__CONSIGNE 1__: Dans les entrées, recopiez les lignes en commençant par celle qui contient "For every button, label, input, icon, or" et en terminant par celle qui contient "roster-text: (Димитровград) xyxy=(262,135,469,161)", en substituant "Moscou" à "Москва" sans rien changer d'autre. Laissez les images de côté dans votre réponse.

__EXTRAIT DU TEXTE__:
En contrepoint du cours sur le cinéma du Front populaire quelques mots sur le film de Marcel Carné dont la version rénovée sera présentée au Ciné Lumière de l'IFRU (Londres) du 21 au 25 octobre (et le 30 octobre).


Quelques mots sur Le Jour se lève de Marcel Carné (1939)


Le Jour se lève (bande annonce officielle. Version restaurée). 
Le film : Le Jour se lève s’inscrit dans une période où l’Europe sombre peu à peu dans la violence, où la guerre menace, et où les illusions du Front populaire se sont envolées.
Marcel Carné semble emprisonner dans son film, le pessimisme de ses contemporains.
Le film sort en juin 1939, et peut même être présenté à la Mostra de Venise, quelques semaines avant le début de la Seconde Guerre mondiale. En 2014, il est présenté pour la première fois depuis 1939, dans sa version intégrale restaurée. Il avait en effet été censuré par le gouvernement de Vichy, dont la morale réprouvait la scène où Arletty est nue dans sa douche. Les copies diffusées après la guerre avaient conservé cette version censurée.

__CONSIGNE 2__: Poursuivez le texte sur le film Le Jour se lève de Marcel Carné à partir de sa dernière phrase.

__ENTRÉES FOURNIES__:

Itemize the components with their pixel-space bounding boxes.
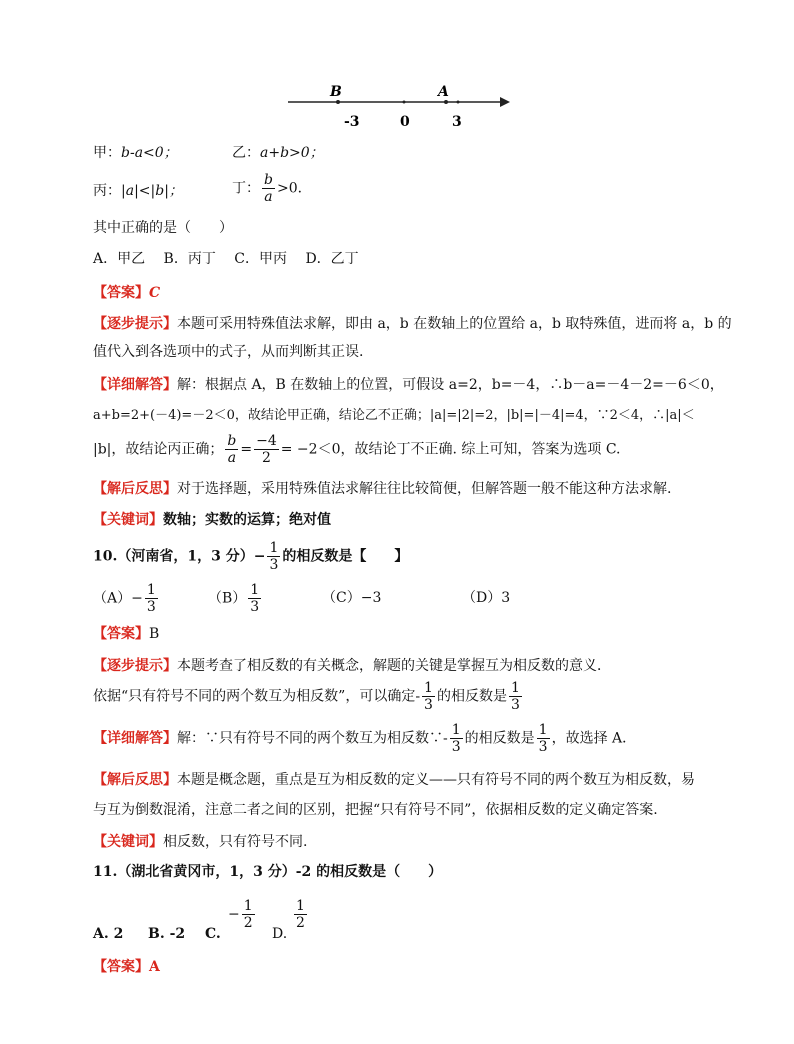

--

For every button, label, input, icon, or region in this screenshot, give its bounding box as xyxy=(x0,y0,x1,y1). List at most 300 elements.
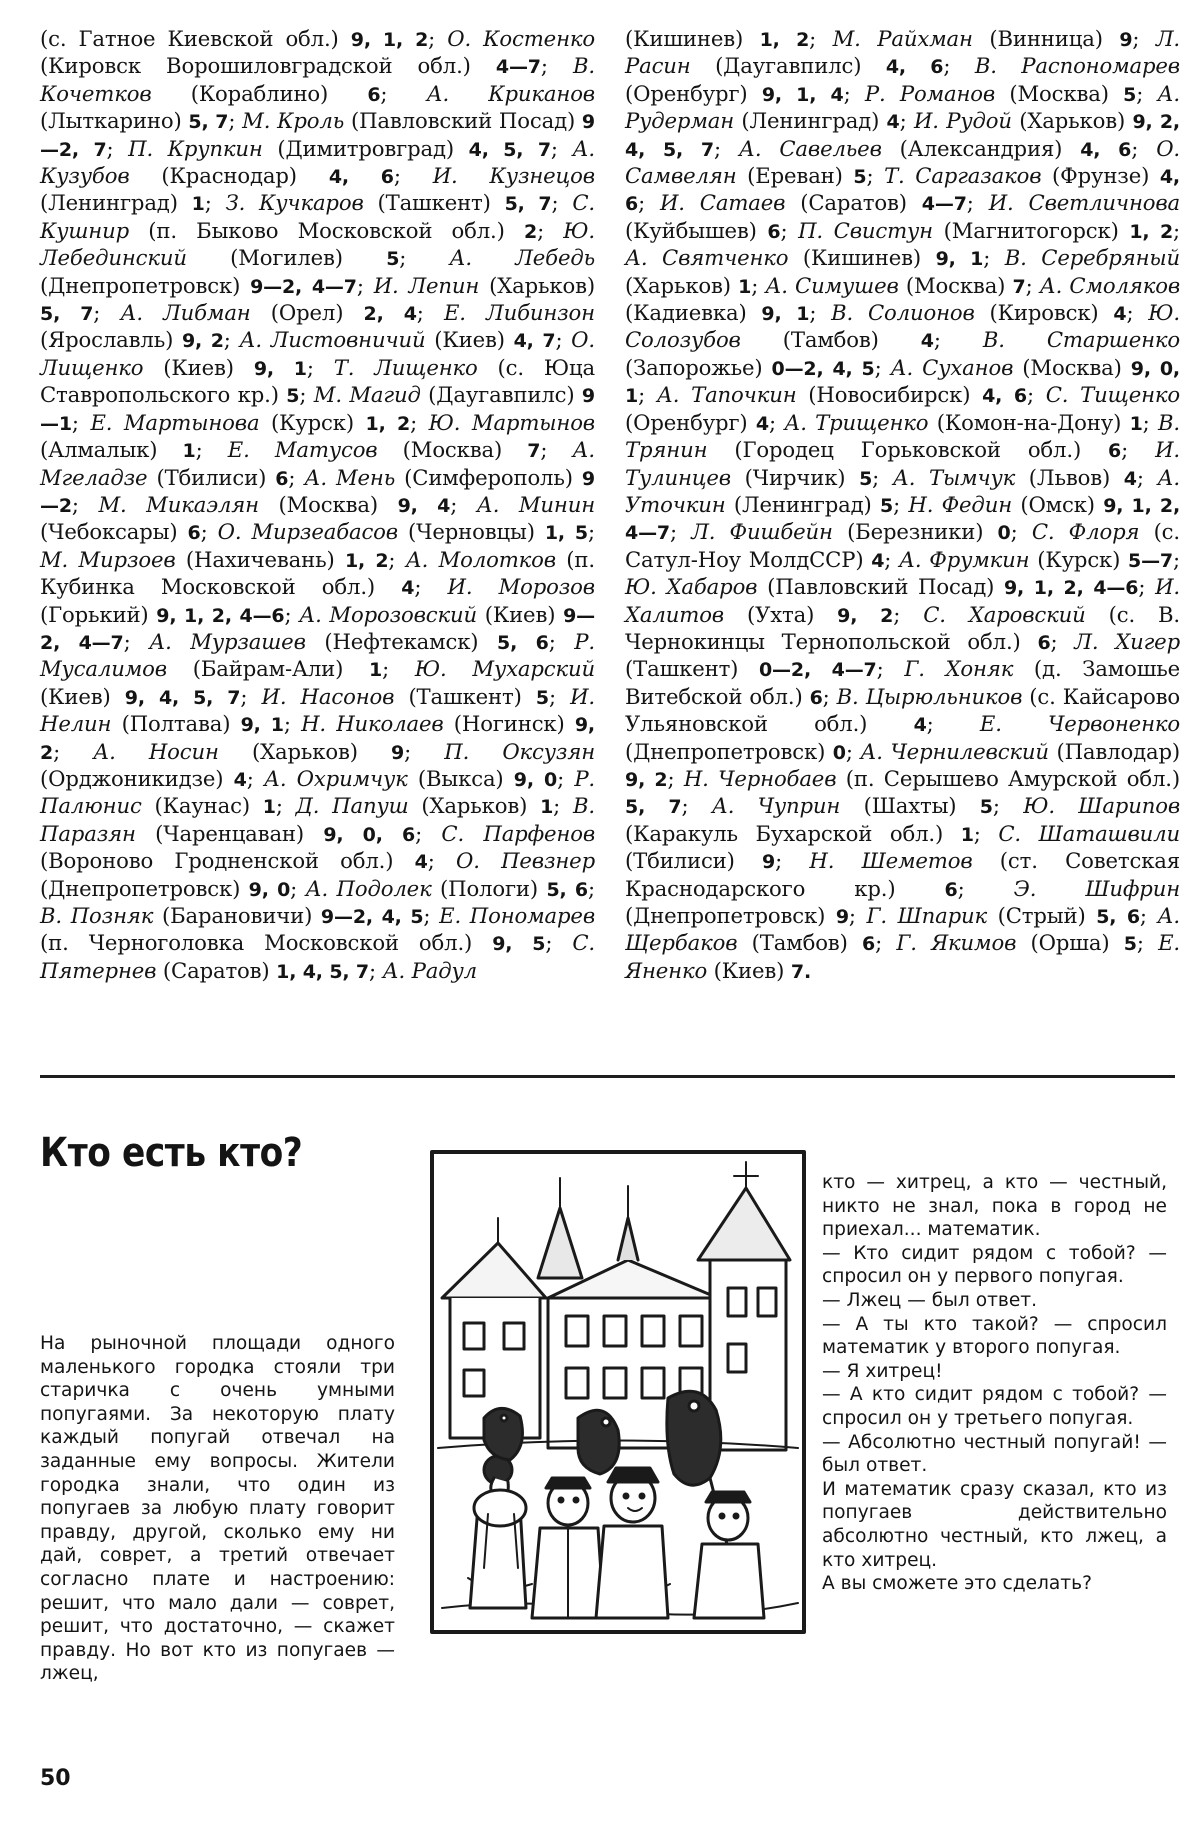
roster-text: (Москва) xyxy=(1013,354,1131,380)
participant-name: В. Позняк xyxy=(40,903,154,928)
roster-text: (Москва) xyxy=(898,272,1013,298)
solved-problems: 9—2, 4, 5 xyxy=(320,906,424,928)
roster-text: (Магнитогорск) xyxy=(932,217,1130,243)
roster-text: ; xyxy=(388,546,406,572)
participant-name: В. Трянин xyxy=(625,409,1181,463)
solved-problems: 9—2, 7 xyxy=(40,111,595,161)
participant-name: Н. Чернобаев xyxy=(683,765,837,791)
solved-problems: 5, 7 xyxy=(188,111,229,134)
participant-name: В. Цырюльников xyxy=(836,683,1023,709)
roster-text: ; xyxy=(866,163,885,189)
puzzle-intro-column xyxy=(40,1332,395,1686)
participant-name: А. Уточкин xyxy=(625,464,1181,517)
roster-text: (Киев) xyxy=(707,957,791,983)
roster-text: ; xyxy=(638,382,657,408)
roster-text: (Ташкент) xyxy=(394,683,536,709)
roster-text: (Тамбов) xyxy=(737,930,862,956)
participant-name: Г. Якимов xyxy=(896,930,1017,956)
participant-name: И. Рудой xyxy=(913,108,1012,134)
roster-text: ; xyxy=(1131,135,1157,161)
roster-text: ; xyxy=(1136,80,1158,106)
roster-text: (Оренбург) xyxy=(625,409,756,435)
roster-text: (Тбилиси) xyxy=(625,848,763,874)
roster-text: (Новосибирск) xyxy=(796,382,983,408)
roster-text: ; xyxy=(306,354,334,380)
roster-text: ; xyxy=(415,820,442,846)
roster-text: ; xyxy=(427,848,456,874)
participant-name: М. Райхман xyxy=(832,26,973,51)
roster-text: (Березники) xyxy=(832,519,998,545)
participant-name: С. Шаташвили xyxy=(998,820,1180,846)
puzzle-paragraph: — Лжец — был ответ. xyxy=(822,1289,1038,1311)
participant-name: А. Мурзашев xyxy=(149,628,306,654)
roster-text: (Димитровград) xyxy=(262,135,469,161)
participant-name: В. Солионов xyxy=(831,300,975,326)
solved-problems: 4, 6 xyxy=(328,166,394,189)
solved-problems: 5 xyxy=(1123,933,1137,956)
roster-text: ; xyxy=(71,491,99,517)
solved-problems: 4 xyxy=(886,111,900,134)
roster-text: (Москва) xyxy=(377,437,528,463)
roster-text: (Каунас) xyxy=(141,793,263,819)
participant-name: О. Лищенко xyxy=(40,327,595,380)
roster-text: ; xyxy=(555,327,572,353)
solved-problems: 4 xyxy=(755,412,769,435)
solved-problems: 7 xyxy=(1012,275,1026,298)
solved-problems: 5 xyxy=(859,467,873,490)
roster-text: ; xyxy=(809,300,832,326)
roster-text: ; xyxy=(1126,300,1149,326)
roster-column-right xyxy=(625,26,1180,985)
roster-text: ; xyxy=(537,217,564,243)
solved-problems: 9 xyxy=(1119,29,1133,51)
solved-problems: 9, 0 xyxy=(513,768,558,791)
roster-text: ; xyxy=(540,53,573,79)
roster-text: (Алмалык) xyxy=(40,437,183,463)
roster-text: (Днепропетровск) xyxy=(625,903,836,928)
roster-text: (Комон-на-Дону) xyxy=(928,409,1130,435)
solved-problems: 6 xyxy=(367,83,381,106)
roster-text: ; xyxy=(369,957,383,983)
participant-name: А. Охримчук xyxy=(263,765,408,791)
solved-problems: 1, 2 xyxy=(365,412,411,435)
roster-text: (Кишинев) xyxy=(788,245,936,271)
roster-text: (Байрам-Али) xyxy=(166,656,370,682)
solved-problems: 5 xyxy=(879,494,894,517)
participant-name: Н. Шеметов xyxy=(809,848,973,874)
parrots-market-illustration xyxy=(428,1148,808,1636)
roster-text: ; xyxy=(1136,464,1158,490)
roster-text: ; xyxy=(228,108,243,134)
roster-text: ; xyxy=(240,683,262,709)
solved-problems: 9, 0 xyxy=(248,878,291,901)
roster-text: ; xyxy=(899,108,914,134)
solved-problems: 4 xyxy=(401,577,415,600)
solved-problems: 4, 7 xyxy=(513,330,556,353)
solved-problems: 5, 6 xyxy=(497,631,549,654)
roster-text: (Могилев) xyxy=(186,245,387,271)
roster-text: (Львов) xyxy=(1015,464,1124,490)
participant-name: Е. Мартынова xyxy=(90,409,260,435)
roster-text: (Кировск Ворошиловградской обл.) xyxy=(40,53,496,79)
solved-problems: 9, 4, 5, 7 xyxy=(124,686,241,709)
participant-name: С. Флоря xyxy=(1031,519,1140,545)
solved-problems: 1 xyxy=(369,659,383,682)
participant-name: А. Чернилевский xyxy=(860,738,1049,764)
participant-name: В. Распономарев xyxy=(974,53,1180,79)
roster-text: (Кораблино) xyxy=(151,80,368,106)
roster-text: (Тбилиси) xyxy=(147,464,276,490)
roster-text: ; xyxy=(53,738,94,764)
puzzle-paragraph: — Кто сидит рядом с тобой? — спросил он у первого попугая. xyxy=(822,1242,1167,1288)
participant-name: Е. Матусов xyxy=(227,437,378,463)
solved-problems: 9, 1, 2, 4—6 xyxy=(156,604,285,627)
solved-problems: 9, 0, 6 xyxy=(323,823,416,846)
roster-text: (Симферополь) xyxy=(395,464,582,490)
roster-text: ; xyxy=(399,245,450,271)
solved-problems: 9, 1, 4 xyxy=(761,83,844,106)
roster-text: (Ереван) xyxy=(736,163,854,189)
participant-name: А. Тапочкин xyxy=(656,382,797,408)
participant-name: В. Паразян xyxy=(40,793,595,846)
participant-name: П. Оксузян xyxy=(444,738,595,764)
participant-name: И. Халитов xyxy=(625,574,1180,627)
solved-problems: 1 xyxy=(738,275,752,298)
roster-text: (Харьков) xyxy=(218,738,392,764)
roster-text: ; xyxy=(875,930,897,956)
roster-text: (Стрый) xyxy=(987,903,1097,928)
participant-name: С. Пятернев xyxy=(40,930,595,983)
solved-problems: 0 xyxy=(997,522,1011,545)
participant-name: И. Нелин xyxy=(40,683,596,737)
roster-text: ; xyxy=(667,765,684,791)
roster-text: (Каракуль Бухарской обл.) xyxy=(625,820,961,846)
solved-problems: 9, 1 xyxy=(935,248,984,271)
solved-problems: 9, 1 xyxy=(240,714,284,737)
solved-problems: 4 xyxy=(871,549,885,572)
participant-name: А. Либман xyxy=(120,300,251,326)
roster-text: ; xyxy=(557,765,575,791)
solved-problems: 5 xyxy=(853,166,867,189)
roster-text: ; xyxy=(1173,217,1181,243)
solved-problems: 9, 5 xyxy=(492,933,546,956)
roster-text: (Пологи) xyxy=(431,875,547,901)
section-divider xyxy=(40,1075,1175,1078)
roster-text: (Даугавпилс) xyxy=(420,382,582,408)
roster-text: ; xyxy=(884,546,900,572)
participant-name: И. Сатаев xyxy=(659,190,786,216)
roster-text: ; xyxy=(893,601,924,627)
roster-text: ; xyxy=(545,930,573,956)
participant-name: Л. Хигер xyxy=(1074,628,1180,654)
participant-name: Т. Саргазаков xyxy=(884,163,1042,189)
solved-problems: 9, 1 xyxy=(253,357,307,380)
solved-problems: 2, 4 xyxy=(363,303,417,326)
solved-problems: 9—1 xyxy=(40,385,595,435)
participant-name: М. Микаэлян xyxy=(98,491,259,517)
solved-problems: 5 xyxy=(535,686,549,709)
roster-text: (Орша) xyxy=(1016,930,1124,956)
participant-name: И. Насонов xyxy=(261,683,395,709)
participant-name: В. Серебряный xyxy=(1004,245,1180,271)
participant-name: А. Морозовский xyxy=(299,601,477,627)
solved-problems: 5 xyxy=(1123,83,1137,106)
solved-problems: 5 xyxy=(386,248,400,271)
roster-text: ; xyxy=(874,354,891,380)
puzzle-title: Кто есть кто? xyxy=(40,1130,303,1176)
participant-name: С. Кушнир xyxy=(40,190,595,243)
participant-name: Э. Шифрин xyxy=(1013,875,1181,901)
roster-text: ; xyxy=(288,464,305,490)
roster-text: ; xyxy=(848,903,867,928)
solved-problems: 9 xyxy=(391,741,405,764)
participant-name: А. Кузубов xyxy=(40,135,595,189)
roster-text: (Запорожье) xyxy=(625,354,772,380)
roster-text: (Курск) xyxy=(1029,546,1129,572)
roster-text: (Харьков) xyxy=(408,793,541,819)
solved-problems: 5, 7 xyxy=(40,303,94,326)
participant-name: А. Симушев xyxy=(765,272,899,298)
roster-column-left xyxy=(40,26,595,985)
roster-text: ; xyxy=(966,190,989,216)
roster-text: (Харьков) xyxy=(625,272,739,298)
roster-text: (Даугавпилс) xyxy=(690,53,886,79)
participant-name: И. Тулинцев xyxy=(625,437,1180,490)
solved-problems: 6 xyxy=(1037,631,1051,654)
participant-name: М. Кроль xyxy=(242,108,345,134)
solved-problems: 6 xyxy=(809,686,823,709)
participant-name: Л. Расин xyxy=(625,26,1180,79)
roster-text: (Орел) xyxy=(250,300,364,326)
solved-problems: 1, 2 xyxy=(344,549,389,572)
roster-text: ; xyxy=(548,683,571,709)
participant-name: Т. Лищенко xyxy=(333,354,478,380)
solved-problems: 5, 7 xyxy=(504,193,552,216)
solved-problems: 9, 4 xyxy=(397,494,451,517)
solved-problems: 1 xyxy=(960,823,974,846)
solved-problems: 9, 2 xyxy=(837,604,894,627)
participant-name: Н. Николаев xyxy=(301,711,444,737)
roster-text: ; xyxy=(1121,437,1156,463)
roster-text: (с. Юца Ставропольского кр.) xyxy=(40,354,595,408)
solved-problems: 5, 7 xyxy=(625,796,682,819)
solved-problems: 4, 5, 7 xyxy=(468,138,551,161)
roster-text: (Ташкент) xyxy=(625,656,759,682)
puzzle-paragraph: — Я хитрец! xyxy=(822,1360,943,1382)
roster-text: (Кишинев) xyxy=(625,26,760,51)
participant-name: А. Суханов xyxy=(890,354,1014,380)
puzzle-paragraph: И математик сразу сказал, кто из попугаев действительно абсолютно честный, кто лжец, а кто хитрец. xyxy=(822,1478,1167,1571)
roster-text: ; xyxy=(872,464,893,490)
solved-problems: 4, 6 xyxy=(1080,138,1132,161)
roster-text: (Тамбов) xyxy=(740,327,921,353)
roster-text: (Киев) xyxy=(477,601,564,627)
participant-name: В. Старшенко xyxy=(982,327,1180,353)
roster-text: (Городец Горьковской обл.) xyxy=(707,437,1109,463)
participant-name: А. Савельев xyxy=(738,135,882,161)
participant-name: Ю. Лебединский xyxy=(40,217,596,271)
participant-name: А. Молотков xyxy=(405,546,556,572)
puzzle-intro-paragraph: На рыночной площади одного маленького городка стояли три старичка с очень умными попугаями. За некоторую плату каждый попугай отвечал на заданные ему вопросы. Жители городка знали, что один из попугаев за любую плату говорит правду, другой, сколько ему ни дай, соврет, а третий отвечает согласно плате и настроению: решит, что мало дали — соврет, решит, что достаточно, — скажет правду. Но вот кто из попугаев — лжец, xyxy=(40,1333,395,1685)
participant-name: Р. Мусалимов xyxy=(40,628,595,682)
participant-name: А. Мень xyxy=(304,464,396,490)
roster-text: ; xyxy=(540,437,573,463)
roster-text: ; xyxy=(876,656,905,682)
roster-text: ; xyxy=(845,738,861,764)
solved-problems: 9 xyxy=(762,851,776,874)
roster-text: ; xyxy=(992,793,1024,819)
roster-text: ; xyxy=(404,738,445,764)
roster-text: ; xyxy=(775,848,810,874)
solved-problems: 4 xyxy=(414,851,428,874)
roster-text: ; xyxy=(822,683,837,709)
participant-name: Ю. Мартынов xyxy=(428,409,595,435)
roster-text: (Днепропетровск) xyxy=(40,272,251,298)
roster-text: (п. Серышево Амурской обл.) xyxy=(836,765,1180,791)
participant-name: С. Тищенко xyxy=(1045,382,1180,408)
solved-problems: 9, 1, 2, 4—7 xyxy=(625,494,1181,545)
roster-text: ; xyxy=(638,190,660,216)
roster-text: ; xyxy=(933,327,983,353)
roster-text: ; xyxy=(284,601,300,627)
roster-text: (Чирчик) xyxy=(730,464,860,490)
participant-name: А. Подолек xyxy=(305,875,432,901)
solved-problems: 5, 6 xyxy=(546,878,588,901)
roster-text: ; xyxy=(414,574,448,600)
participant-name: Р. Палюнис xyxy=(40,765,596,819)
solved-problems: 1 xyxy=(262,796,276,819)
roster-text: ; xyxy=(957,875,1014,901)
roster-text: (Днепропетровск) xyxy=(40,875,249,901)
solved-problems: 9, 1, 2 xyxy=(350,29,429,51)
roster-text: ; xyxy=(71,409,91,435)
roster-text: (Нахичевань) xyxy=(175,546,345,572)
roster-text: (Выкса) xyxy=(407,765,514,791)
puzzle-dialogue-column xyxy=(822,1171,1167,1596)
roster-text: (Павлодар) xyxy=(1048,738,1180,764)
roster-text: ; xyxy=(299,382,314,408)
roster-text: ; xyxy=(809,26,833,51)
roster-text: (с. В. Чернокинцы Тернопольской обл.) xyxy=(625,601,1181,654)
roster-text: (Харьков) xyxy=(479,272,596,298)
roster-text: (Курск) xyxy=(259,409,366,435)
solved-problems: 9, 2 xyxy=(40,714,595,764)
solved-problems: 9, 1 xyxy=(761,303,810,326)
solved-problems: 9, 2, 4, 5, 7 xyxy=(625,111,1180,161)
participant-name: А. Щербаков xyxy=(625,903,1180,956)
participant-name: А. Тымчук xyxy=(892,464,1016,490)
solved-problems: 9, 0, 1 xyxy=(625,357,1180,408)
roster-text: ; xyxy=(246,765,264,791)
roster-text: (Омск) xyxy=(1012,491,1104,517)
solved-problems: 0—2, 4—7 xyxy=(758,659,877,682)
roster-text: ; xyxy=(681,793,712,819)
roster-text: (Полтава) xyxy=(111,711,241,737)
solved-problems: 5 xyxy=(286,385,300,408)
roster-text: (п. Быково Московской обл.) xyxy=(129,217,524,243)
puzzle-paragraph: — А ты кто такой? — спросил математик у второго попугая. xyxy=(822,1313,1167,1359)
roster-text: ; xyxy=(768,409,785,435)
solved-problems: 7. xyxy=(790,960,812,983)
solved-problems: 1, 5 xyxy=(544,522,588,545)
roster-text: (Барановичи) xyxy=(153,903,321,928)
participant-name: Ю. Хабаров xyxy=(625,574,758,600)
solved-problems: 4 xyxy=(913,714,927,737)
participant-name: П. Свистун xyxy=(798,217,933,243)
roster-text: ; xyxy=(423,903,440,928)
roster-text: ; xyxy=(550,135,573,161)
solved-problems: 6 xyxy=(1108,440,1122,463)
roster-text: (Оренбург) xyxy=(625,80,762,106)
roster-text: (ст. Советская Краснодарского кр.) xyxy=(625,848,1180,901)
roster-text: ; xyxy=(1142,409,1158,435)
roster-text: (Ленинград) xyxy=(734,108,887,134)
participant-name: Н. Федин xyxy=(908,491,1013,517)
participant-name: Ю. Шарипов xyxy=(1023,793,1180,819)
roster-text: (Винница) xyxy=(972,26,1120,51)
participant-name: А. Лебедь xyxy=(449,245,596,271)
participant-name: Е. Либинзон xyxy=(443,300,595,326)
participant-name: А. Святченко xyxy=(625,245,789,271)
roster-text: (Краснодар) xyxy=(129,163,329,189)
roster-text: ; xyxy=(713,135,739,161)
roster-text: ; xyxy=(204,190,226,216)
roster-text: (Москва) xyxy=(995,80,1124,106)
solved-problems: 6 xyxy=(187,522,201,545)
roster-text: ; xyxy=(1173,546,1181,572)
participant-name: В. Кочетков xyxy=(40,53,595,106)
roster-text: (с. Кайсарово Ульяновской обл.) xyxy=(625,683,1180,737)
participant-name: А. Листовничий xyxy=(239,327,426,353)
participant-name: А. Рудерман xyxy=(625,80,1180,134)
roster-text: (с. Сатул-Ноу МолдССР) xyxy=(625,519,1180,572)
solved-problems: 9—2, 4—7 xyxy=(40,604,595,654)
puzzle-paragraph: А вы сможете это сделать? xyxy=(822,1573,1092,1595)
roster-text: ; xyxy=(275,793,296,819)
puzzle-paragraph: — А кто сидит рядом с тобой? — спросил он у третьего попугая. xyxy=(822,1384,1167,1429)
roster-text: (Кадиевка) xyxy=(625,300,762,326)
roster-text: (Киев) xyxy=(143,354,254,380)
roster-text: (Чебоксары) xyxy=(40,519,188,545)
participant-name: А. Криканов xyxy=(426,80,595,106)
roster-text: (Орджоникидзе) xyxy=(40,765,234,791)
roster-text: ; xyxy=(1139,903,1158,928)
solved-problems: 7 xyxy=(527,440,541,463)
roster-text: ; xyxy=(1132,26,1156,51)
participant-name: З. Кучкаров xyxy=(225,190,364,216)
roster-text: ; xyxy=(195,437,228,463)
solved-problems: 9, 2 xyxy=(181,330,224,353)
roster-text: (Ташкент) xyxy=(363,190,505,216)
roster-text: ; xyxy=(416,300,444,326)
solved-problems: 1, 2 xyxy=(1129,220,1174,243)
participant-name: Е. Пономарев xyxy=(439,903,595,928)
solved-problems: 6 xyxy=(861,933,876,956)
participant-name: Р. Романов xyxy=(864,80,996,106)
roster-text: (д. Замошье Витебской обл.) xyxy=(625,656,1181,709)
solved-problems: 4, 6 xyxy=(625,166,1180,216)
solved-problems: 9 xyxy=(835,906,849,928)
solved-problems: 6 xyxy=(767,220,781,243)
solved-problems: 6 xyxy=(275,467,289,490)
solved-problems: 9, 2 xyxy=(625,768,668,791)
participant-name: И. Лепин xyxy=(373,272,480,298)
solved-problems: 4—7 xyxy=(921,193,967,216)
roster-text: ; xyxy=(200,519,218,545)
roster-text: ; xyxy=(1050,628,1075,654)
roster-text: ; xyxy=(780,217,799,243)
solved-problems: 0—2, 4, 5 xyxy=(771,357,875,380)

__RÉSULTAT ATTENDU 1__:
For every button, label, input, icon, or region in this screenshot, give its bounding box as xyxy=(x0,y0,x1,y1). List at most 300 elements.
roster-text: (Moscou) xyxy=(1013,354,1131,380)
participant-name: В. Позняк xyxy=(40,903,154,928)
roster-text: (Moscou) xyxy=(898,272,1013,298)
solved-problems: 9—2, 4, 5 xyxy=(320,906,424,928)
roster-text: (Магнитогорск) xyxy=(932,217,1130,243)
roster-text: ; xyxy=(388,546,406,572)
participant-name: В. Трянин xyxy=(625,409,1181,463)
solved-problems: 9—2, 7 xyxy=(40,111,595,161)
participant-name: Н. Чернобаев xyxy=(683,765,837,791)
solved-problems: 5, 7 xyxy=(188,111,229,134)
participant-name: В. Цырюльников xyxy=(836,683,1023,709)
roster-text: ; xyxy=(866,163,885,189)
puzzle-intro-column xyxy=(40,1332,395,1686)
participant-name: А. Уточкин xyxy=(625,464,1181,517)
roster-text: (Киев) xyxy=(707,957,791,983)
roster-text: ; xyxy=(638,382,657,408)
roster-text: (Ташкент) xyxy=(394,683,536,709)
roster-text: (Тамбов) xyxy=(737,930,862,956)
participant-name: Г. Якимов xyxy=(896,930,1017,956)
participant-name: И. Рудой xyxy=(913,108,1012,134)
roster-text: ; xyxy=(1131,135,1157,161)
roster-text: ; xyxy=(1136,80,1158,106)
roster-text: (Оренбург) xyxy=(625,409,756,435)
roster-text: (Тбилиси) xyxy=(625,848,763,874)
roster-text: (Новосибирск) xyxy=(796,382,983,408)
roster-text: ; xyxy=(306,354,334,380)
roster-text: ; xyxy=(415,820,442,846)
roster-text: ; xyxy=(427,848,456,874)
participant-name: М. Райхман xyxy=(832,26,973,51)
roster-text: (Березники) xyxy=(832,519,998,545)
participant-name: С. Шаташвили xyxy=(998,820,1180,846)
puzzle-paragraph: — Лжец — был ответ. xyxy=(822,1289,1038,1311)
participant-name: А. Мурзашев xyxy=(149,628,306,654)
roster-text: (Димитровград) xyxy=(262,135,469,161)

__RÉSULTAT ATTENDU 2__:
C’est l’un des films le plus emblématique du « réalisme poétique » français. Si de cette période de l’œuvre de Carné, on connaît mieux Hôtel du Nord ou Quai des Brumes (1938), Le Jour se lève fait également partie des chefs d’œuvre du cinéma français des années trente.

Le réalisateur : Refusant de devenir ébéniste, comme son père, Marcel Carné se tourne d’abord vers la photographie, puis s’oriente vers le cinéma (critique et assistant réalisateur de Jacques Feyder de René Clair etc.). A la fin des années trente, il a réalisé 4 courts métrages et 4 longs (le premier, Jenny, datant de 1936).

Parmi l’équipe du film :
Le réalisme poétique tient beaucoup aux décors d’Alexandre Trauner, artiste d’origine hongroise qui en 1928 a fui le régime fascisant d’Horthy et avec qui Marcel Carné tourne depuis 1937 (Drôle de drame). C’est lui qui fait construire un immeuble de 5 étages dans les studios de Boulogne Billancourt où est tourné le film (de février à mai 1939). Carné, quant à lui, enferme encore plus son héros (Jean Gabin), qui a trouvé refuge dans l’immeuble, en exigeant que sa chambre ait 4 murs et non 3 (plans circulaires).

Et quand on parle de poésie, il faut évidemment citer les dialogues et le scénario de Jacques Prévert, dont l’engagement politique transparaît dans cette histoire ancrée dans un contexte ouvrier et marquée par les inégalités sociales.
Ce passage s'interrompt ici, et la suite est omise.